_Exercise input_
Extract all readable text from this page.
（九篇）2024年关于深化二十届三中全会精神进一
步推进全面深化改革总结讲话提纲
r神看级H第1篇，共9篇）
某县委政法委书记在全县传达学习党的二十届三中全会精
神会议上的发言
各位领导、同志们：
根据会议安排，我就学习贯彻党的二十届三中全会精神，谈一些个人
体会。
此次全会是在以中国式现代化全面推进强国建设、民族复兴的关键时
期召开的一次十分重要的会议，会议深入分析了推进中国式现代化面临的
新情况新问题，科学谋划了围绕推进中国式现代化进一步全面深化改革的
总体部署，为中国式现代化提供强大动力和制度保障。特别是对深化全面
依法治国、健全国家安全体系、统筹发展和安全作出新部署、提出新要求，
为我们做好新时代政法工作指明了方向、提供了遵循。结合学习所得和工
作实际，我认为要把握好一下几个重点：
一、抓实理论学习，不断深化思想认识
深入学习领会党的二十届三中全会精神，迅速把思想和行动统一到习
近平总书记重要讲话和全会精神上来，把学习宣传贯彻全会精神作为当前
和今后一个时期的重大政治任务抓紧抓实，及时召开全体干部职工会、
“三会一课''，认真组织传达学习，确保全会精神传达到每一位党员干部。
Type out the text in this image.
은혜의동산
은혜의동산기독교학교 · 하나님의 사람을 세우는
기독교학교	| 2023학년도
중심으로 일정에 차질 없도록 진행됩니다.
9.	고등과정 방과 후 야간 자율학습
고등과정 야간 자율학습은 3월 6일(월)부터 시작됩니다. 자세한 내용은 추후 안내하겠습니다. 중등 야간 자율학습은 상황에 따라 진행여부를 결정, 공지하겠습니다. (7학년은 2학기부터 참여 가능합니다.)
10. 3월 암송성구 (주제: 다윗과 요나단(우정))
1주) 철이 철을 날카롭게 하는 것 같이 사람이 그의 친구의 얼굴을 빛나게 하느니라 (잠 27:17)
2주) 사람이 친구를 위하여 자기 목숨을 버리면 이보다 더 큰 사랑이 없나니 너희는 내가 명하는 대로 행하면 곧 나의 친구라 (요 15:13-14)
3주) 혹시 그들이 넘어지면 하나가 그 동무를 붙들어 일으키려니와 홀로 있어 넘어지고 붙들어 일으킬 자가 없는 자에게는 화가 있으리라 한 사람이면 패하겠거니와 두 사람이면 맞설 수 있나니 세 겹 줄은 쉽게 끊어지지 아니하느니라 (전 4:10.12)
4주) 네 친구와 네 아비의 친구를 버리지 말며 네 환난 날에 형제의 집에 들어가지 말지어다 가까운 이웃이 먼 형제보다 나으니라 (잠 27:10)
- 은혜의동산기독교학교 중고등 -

_What is expected_
Make an exact copy of all the data.

_Reply to the task_
Extract all readable text from this page.
（九篇）2024年关于深化二十届三中全会精神进一
步推进全面深化改革总结讲话提纲
r神看级H第1篇，共9篇）
某县委政法委书记在全县传达学习党的二十届三中全会精
神会议上的发言
各位领导、同志们：
根据会议安排，我就学习贯彻党的二十届三中全会精神，谈一些个人
体会。
此次全会是在以中国式现代化全面推进强国建设、民族复兴的关键时
期召开的一次十分重要的会议，会议深入分析了推进中国式现代化面临的
新情况新问题，科学谋划了围绕推进中国式现代化进一步全面深化改革的
总体部署，为中国式现代化提供强大动力和制度保障。特别是对深化全面
依法治国、健全国家安全体系、统筹发展和安全作出新部署、提出新要求，
为我们做好新时代政法工作指明了方向、提供了遵循。结合学习所得和工
作实际，我认为要把握好一下几个重点：
一、抓实理论学习，不断深化思想认识
深入学习领会党的二十届三中全会精神，迅速把思想和行动统一到习
近平总书记重要讲话和全会精神上来，把学习宣传贯彻全会精神作为当前
和今后一个时期的重大政治任务抓紧抓实，及时召开全体干部职工会、
“三会一课''，认真组织传达学习，确保全会精神传达到每一位党员干部。
Type out the text in this image.
은혜의동산
은혜의동산기독교학교 · 하나님의 사람을 세우는
기독교학교	| 2023학년도
중심으로 일정에 차질 없도록 진행됩니다.
9.	고등과정 방과 후 야간 자율학습
고등과정 야간 자율학습은 3월 6일(월)부터 시작됩니다. 자세한 내용은 추후 안내하겠습니다. 중등 야간 자율학습은 상황에 따라 진행여부를 결정, 공지하겠습니다. (7학년은 2학기부터 참여 가능합니다.)
10. 3월 암송성구 (주제: 다윗과 요나단(우정))
1주) 철이 철을 날카롭게 하는 것 같이 사람이 그의 친구의 얼굴을 빛나게 하느니라 (잠 27:17)
2주) 사람이 친구를 위하여 자기 목숨을 버리면 이보다 더 큰 사랑이 없나니 너희는 내가 명하는 대로 행하면 곧 나의 친구라 (요 15:13-14)
3주) 혹시 그들이 넘어지면 하나가 그 동무를 붙들어 일으키려니와 홀로 있어 넘어지고 붙들어 일으킬 자가 없는 자에게는 화가 있으리라 한 사람이면 패하겠거니와 두 사람이면 맞설 수 있나니 세 겹 줄은 쉽게 끊어지지 아니하느니라 (전 4:10.12)
4주) 네 친구와 네 아비의 친구를 버리지 말며 네 환난 날에 형제의 집에 들어가지 말지어다 가까운 이웃이 먼 형제보다 나으니라 (잠 27:10)
- 은혜의동산기독교학교 중고등 -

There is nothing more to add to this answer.